[Rows from a layout dataset]
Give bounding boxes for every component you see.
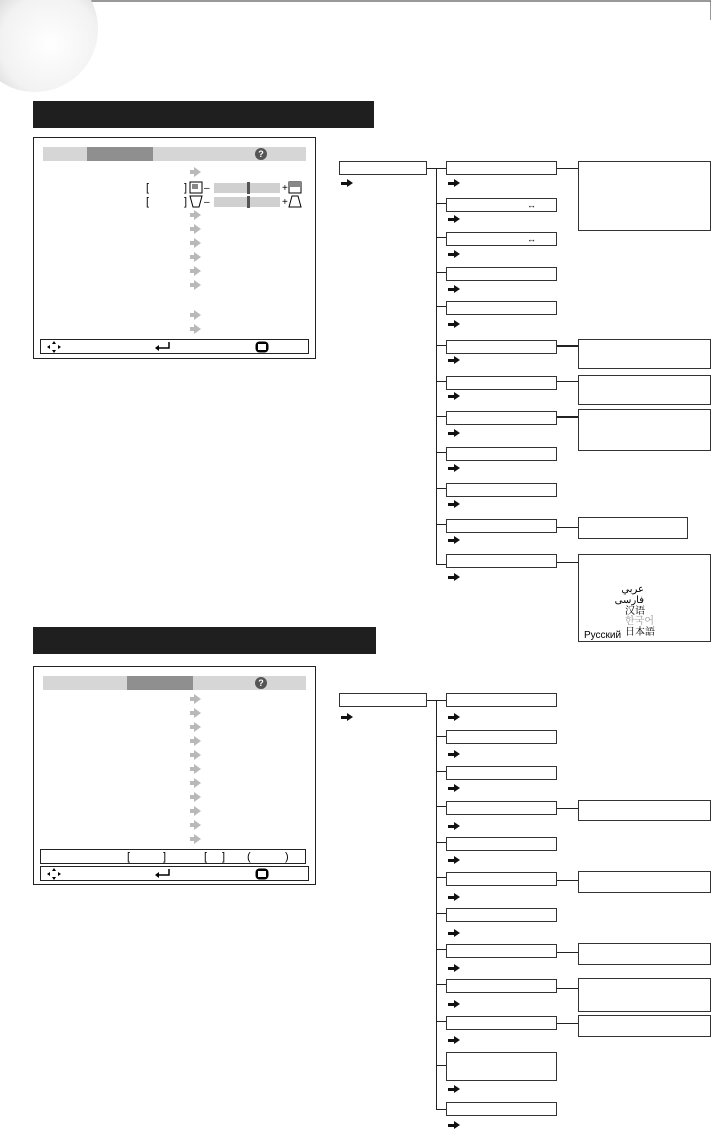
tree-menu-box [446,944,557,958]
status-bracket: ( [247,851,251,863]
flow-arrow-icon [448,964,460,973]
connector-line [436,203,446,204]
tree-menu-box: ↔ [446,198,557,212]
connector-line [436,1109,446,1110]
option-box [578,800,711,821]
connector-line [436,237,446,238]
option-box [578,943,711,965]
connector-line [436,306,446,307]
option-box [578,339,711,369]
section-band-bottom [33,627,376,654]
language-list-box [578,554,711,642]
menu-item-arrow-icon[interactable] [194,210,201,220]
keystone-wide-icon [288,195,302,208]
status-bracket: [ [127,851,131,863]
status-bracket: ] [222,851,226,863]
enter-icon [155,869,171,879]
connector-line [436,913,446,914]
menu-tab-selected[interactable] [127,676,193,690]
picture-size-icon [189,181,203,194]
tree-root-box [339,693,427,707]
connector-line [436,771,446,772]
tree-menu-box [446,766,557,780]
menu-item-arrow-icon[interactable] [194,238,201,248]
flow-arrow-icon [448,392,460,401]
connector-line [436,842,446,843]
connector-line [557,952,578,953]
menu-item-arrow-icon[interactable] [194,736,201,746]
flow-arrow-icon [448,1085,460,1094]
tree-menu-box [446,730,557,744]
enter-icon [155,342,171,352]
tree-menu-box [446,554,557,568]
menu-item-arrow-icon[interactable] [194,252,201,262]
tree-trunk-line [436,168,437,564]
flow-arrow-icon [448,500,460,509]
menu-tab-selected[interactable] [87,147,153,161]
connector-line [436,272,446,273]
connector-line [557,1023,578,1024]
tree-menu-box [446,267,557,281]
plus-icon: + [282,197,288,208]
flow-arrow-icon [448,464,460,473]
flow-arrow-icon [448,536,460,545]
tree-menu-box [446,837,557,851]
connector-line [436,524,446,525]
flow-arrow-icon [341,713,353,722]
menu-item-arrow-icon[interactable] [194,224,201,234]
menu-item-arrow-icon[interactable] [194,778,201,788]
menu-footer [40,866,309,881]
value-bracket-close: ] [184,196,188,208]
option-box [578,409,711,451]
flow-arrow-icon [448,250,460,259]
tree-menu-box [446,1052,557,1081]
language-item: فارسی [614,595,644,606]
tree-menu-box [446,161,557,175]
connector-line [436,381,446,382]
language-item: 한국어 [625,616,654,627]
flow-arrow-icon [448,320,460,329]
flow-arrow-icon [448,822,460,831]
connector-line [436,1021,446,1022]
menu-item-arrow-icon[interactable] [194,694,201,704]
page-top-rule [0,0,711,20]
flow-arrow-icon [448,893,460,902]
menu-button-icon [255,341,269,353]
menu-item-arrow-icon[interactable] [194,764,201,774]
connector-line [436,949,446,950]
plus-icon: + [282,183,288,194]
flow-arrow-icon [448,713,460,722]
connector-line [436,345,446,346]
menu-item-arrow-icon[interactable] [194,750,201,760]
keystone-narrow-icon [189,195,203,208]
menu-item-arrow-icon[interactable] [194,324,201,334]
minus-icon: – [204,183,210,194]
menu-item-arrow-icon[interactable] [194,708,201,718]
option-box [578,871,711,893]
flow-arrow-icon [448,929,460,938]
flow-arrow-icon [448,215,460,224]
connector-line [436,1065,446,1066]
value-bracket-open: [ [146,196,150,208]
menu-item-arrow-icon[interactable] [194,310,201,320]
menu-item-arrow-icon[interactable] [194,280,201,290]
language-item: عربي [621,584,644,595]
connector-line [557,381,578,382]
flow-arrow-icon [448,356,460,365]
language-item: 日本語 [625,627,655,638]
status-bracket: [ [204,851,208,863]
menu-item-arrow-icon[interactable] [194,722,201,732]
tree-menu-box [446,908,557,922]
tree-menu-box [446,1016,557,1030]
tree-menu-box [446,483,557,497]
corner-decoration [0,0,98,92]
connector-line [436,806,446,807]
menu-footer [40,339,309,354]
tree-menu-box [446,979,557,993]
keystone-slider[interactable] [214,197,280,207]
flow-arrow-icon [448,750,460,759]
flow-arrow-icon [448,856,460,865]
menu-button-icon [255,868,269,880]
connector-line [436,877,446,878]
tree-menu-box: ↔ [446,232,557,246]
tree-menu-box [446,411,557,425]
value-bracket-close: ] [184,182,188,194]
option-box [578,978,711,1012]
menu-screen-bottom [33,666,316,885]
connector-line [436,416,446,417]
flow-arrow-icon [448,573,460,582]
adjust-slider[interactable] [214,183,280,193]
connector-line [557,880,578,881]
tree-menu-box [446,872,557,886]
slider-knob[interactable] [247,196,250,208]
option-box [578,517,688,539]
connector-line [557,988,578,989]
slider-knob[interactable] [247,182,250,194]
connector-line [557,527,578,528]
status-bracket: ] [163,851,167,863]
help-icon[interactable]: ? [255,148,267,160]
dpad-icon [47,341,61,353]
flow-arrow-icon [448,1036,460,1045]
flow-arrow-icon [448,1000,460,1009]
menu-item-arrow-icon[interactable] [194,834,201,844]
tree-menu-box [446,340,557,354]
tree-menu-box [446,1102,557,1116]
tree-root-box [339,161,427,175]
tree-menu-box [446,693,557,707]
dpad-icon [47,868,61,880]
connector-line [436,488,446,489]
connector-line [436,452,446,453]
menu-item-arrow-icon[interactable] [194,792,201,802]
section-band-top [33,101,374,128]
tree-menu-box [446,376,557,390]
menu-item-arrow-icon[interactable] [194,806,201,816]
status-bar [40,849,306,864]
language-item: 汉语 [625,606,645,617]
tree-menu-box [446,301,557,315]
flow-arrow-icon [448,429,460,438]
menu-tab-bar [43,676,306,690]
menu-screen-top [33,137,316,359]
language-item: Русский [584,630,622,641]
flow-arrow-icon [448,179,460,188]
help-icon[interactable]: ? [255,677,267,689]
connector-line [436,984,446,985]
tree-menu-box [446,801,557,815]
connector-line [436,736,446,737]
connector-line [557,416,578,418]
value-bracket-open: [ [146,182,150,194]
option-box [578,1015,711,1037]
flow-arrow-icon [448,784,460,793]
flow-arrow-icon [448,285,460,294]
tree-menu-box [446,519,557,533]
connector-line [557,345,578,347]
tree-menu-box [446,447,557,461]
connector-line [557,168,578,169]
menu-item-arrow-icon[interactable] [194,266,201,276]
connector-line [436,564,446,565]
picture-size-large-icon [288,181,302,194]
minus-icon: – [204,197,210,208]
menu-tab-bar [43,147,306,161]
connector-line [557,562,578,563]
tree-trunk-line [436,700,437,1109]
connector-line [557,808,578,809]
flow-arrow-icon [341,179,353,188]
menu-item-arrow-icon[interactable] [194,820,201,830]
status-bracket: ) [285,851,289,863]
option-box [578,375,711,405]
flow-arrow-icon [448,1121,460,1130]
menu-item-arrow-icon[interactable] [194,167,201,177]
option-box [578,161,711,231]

---

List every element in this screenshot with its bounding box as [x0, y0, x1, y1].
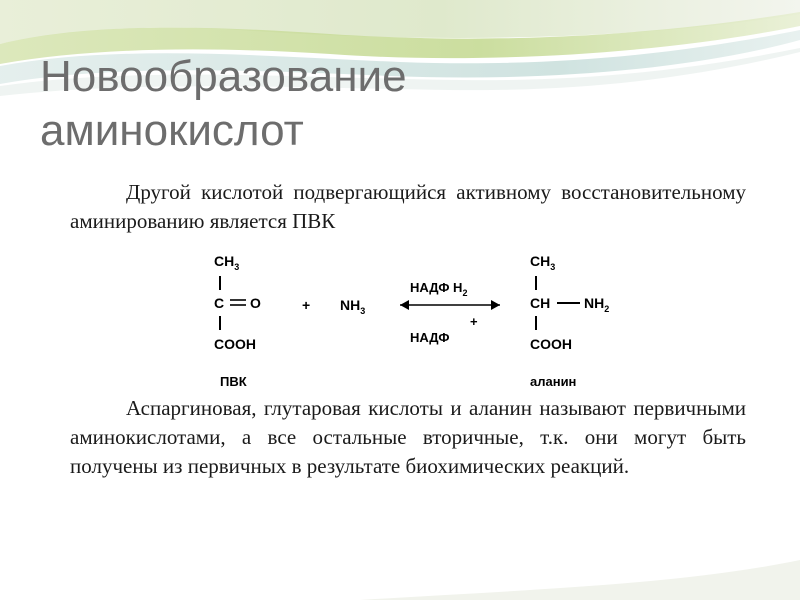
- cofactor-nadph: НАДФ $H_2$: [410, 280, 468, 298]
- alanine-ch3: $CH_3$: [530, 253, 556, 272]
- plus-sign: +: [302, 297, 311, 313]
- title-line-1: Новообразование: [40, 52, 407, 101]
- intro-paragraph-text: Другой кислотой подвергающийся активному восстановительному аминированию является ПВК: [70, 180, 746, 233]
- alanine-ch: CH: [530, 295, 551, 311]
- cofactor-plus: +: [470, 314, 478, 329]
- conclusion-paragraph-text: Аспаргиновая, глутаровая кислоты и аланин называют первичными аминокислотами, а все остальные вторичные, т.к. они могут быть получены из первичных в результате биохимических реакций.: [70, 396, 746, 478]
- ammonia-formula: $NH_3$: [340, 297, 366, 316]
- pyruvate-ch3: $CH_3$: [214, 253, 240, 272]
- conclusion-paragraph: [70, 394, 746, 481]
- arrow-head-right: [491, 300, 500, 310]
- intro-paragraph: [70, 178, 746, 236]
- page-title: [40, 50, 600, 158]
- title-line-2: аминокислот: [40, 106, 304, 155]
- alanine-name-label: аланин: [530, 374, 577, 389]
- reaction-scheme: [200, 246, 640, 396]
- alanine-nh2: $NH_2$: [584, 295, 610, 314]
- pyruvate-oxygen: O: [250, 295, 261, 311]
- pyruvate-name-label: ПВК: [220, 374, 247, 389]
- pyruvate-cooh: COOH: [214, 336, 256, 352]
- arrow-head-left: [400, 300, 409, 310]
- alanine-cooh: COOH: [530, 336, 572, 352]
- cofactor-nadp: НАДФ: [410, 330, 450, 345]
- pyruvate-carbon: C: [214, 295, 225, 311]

---

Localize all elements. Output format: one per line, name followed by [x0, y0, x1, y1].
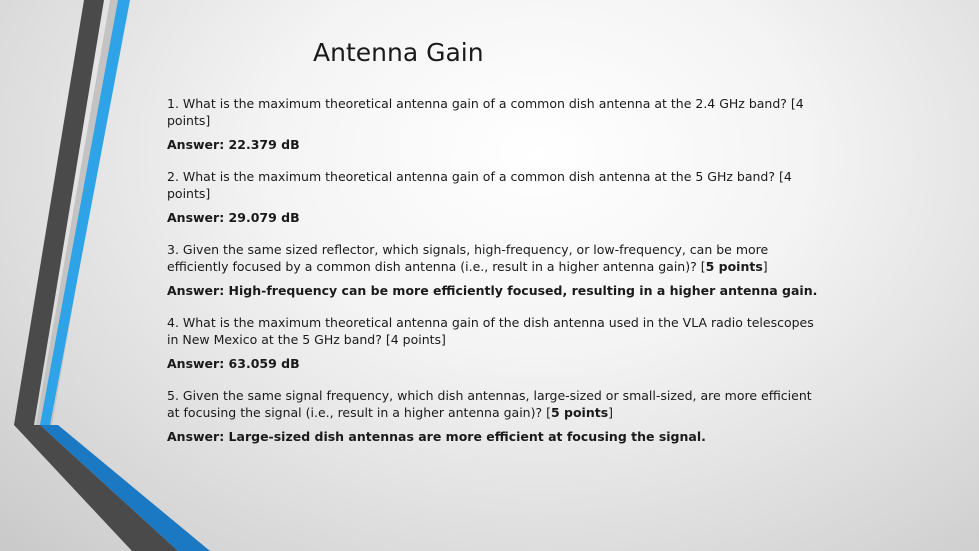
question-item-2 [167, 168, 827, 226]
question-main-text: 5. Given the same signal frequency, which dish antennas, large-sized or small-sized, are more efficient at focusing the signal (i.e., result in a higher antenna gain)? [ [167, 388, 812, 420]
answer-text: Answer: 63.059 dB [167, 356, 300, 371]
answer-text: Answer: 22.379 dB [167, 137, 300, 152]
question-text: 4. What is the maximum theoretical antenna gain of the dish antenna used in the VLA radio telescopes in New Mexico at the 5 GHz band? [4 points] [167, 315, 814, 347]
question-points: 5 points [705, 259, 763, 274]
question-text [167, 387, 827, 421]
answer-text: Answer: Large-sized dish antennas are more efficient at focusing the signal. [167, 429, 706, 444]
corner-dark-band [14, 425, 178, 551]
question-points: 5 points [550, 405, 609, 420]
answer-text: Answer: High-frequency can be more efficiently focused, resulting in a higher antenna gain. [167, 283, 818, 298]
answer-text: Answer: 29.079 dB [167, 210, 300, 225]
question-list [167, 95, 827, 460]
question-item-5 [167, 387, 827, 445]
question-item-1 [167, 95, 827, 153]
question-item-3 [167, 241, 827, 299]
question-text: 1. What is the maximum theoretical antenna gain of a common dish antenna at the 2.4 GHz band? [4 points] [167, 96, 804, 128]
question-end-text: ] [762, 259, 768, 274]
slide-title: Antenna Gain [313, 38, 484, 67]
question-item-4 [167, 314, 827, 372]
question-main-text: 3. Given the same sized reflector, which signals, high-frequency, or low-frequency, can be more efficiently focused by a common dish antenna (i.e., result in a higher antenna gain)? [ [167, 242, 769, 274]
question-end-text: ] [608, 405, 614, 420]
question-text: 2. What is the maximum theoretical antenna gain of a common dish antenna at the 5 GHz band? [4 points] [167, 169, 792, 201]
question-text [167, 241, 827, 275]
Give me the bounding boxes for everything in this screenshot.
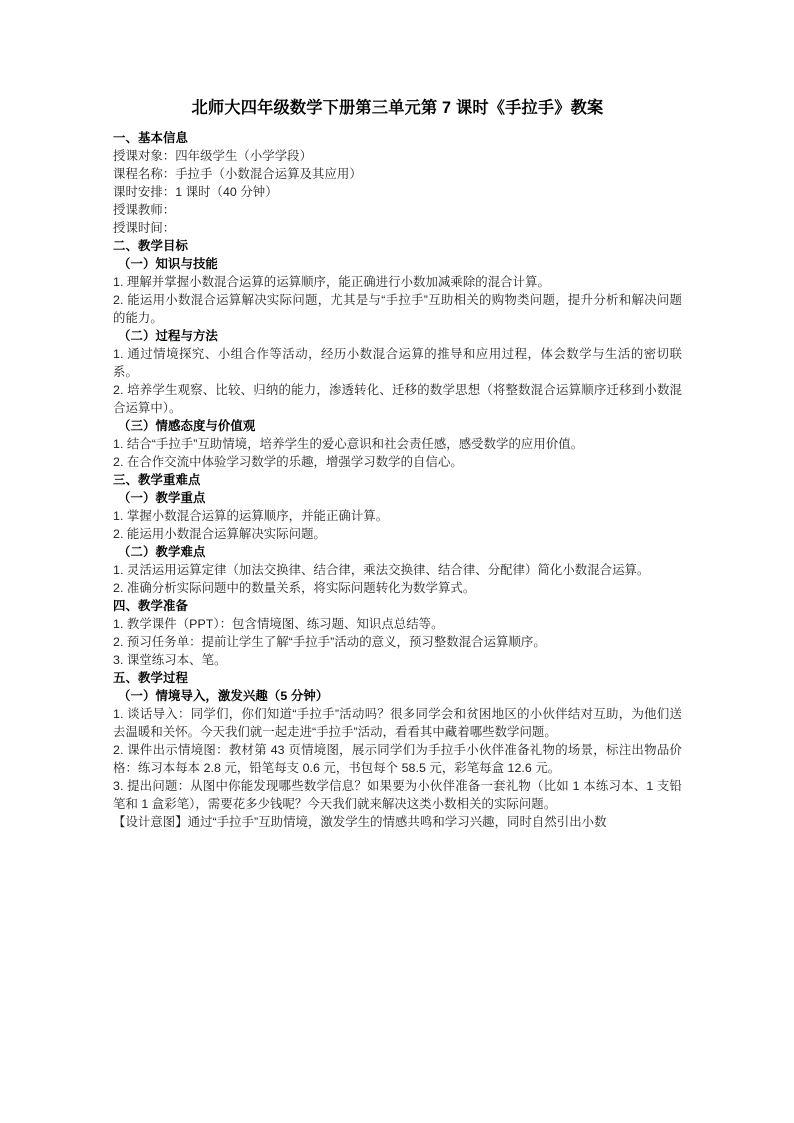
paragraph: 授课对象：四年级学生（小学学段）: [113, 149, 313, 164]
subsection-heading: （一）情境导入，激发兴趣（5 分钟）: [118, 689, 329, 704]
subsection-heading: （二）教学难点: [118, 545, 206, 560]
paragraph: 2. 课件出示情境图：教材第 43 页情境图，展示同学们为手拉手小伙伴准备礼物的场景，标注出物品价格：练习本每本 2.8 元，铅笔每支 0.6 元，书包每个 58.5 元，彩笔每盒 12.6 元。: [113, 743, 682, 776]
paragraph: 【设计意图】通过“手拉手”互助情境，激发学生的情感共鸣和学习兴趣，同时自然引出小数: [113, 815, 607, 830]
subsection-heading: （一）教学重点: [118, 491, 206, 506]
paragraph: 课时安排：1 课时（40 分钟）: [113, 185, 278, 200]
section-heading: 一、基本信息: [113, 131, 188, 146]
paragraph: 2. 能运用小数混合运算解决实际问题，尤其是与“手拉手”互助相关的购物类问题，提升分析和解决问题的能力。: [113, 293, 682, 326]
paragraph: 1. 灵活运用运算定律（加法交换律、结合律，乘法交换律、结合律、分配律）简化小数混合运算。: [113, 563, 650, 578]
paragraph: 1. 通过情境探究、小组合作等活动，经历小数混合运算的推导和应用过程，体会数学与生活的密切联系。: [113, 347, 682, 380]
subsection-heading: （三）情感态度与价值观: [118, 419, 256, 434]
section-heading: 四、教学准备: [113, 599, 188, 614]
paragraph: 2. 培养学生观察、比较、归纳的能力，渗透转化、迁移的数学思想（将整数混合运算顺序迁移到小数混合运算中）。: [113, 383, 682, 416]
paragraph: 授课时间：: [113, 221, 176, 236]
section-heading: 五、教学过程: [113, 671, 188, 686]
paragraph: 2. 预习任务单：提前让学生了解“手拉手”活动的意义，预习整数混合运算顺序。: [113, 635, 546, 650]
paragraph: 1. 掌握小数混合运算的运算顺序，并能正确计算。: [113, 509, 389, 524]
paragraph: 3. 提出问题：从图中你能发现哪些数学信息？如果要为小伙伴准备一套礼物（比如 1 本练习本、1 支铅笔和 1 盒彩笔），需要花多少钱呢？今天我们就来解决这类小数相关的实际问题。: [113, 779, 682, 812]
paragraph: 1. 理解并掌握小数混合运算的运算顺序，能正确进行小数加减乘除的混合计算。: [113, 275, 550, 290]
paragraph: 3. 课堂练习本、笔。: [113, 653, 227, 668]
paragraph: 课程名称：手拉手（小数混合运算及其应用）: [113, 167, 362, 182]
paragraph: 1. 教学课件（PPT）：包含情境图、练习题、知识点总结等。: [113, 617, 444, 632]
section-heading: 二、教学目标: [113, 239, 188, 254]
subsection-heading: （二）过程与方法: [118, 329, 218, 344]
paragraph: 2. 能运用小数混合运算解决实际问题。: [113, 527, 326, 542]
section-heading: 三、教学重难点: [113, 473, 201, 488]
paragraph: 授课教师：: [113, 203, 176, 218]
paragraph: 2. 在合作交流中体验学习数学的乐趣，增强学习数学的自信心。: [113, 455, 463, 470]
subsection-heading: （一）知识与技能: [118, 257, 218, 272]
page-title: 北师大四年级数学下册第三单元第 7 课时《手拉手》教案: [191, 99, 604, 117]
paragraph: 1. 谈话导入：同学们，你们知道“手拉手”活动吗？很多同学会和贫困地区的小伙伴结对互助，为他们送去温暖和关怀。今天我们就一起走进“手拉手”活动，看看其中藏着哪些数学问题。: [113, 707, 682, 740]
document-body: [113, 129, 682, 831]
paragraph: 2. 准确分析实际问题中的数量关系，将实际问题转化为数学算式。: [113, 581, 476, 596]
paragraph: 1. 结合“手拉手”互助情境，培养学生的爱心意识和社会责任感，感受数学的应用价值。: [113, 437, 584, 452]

# Given request
Update the data starting at the line that has "- cofactor-nadph: НАДФ" and stopping after the line that has "- title-line-1: Новообразование: [40, 52, 407, 101]", changing "plus-sign" to "plus-symbol" and leaving the rest unchanged. Return only those lines.

# Answer in full
- cofactor-nadph: НАДФ $H_2$: [410, 280, 468, 298]
- alanine-ch3: $CH_3$: [530, 253, 556, 272]
- plus-symbol: +: [302, 297, 311, 313]
- title-line-1: Новообразование: [40, 52, 407, 101]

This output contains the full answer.